[Raw records]
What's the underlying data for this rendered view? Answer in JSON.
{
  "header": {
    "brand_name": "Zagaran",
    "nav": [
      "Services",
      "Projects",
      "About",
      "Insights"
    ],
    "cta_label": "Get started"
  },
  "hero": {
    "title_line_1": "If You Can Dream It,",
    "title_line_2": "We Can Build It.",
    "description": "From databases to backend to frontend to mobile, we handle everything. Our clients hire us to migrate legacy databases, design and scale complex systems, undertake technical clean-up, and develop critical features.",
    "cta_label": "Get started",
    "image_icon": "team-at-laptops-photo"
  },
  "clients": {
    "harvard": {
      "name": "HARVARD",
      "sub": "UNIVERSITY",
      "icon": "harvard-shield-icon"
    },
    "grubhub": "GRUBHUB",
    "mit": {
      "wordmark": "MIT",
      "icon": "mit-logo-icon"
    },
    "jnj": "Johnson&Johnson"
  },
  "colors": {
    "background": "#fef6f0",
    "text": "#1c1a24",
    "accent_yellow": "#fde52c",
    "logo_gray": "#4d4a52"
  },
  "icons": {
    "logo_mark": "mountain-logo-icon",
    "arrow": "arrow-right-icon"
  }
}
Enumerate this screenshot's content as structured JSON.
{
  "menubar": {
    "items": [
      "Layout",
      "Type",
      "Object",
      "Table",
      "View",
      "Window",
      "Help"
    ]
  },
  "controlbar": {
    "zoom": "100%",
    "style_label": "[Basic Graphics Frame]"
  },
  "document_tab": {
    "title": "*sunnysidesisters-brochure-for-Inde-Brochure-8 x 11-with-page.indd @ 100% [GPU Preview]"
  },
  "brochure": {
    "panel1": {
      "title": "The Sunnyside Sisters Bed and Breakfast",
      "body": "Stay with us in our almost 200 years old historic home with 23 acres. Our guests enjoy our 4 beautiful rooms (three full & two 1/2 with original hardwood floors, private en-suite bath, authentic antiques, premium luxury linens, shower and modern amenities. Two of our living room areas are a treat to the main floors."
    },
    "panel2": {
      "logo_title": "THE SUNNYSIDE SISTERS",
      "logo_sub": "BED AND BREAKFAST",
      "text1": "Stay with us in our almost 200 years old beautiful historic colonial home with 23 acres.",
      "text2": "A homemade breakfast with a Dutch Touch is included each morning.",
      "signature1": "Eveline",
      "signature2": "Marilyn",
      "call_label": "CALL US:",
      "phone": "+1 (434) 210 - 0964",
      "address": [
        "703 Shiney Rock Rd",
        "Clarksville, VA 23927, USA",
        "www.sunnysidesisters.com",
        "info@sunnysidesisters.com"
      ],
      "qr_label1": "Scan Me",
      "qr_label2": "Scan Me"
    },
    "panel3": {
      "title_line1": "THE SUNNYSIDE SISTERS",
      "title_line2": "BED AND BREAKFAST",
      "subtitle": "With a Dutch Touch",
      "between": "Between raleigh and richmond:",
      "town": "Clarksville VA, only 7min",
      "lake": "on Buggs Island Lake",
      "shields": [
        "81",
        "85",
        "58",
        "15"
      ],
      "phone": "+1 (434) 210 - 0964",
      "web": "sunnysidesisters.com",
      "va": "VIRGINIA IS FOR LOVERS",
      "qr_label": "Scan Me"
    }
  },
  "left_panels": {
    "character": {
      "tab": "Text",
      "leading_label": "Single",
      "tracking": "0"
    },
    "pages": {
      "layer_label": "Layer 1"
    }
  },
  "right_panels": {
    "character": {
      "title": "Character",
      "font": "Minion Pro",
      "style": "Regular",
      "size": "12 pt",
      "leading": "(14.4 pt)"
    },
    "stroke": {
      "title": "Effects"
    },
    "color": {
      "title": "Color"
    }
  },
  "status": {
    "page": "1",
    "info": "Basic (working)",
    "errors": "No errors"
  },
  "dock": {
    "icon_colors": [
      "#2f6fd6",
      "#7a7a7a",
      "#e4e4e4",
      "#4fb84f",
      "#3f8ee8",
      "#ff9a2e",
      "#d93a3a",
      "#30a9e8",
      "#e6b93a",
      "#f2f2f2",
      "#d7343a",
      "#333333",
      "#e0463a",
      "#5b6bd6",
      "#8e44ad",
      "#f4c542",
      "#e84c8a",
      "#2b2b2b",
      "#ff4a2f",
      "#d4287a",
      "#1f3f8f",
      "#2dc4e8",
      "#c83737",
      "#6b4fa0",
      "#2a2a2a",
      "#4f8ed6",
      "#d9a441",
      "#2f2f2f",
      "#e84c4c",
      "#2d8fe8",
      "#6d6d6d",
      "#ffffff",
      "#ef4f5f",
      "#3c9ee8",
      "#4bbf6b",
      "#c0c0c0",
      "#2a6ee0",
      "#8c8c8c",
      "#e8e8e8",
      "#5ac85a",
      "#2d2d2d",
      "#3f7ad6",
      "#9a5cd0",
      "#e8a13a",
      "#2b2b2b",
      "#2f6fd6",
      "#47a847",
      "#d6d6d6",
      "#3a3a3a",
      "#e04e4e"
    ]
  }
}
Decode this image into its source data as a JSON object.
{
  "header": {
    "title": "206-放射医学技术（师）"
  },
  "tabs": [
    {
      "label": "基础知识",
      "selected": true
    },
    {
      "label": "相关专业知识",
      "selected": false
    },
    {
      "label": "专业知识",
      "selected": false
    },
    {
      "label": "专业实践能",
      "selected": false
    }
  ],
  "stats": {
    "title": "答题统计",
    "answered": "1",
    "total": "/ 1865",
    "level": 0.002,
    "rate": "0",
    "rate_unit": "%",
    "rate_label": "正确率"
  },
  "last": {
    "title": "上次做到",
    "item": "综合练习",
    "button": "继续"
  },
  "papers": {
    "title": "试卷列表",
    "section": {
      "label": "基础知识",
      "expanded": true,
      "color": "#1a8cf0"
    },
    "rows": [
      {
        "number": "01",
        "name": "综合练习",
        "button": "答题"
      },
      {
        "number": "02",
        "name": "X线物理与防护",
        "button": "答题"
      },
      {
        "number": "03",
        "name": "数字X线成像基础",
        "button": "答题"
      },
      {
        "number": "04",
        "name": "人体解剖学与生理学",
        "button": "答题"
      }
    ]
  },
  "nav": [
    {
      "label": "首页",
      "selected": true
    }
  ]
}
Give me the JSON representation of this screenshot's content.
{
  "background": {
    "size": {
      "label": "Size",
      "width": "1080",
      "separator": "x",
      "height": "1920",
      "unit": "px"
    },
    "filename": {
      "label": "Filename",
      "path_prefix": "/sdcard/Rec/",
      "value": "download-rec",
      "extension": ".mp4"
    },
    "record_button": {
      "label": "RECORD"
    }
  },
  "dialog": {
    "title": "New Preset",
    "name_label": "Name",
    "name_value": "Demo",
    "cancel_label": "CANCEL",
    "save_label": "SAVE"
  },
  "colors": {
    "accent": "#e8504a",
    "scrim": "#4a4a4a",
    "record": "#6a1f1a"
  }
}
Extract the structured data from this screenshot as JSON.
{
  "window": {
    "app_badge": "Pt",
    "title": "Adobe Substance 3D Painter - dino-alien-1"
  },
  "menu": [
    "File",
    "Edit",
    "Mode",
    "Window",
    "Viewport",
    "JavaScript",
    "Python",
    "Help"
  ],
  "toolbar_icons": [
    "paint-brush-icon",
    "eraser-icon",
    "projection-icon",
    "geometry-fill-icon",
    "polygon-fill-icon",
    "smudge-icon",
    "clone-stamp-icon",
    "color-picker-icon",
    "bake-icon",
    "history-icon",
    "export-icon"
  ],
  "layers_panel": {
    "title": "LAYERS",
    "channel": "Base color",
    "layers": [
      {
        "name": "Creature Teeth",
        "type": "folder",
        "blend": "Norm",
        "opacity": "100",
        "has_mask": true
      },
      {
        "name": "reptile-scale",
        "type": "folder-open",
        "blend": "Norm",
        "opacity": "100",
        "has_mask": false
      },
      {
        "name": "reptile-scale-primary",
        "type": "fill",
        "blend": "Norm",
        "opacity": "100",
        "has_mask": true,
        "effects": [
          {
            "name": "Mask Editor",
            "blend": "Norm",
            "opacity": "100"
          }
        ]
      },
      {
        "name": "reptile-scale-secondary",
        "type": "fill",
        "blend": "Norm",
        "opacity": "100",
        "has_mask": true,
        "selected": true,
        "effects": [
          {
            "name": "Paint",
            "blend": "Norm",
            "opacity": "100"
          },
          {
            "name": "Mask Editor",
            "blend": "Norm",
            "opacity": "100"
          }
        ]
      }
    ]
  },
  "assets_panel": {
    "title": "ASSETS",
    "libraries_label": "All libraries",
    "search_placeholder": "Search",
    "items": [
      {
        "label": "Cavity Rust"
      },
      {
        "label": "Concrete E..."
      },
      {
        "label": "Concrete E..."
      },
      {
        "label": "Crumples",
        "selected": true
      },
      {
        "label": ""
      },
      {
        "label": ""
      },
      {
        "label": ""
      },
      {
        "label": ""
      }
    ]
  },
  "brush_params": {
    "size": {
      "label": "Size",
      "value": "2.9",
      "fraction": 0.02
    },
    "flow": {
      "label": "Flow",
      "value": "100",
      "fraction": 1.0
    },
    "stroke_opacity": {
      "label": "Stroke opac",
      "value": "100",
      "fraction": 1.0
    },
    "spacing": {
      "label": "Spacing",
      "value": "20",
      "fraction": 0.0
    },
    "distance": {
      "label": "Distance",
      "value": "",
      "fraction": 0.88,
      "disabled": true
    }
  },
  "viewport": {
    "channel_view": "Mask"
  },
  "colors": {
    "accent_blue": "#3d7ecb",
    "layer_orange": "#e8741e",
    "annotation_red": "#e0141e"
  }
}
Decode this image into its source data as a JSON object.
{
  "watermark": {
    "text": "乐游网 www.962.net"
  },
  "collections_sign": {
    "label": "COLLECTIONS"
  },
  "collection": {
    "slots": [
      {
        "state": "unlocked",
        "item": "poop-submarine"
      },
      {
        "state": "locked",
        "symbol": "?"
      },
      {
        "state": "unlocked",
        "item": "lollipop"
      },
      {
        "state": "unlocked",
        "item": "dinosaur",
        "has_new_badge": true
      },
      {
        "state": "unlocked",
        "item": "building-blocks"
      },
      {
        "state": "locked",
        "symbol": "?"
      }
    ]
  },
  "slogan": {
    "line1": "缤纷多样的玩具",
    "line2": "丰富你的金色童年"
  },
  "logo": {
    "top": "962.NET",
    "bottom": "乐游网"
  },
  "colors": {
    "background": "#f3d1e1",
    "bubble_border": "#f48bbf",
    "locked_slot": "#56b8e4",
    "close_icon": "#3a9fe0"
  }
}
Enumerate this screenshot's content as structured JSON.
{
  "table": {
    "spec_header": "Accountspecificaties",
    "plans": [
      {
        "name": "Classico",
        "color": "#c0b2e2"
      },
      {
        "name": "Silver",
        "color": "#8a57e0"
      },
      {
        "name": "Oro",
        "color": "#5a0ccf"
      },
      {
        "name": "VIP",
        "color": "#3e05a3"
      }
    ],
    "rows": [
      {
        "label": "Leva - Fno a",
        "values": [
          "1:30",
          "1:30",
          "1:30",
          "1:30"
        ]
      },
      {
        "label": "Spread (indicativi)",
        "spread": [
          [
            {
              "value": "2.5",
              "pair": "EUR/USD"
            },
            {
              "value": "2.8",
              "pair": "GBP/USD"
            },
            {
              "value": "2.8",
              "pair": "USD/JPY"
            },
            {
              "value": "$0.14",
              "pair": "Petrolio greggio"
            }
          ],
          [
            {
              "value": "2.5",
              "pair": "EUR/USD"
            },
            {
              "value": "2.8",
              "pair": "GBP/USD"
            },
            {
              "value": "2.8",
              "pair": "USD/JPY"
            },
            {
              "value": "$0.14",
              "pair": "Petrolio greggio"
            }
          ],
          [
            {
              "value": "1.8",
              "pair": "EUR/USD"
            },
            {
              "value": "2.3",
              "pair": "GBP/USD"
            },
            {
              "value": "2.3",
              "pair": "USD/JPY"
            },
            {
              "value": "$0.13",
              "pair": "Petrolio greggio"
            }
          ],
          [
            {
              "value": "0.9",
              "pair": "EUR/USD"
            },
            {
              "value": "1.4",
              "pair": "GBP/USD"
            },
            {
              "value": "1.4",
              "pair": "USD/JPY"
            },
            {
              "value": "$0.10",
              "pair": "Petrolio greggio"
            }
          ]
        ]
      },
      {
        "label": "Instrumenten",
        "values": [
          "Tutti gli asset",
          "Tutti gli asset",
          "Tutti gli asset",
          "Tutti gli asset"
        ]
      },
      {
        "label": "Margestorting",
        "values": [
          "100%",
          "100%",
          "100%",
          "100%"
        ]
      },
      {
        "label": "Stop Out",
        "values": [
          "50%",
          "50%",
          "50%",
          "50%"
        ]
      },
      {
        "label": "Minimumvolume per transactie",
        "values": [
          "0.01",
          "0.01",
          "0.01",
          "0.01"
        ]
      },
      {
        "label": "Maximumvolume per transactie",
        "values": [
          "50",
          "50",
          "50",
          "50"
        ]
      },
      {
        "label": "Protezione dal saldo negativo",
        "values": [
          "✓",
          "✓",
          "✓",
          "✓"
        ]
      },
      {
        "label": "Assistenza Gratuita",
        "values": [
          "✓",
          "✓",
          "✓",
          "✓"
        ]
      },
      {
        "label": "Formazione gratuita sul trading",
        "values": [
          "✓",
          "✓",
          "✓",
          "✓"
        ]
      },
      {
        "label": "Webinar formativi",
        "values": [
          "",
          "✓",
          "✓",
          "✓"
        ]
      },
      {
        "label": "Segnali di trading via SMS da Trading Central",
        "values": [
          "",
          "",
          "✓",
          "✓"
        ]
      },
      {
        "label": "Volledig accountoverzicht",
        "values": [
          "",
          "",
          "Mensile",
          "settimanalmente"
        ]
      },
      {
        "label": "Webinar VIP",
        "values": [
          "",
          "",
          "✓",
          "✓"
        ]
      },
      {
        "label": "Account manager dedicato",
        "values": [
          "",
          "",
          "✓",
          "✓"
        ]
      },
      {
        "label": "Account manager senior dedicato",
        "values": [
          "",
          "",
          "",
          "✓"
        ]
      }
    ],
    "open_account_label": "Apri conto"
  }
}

**DESCRIPTION OF THE TASK**
Count the lines in the material above where the string "number" appears, then state only that count.

**FULL SOLUTION**
4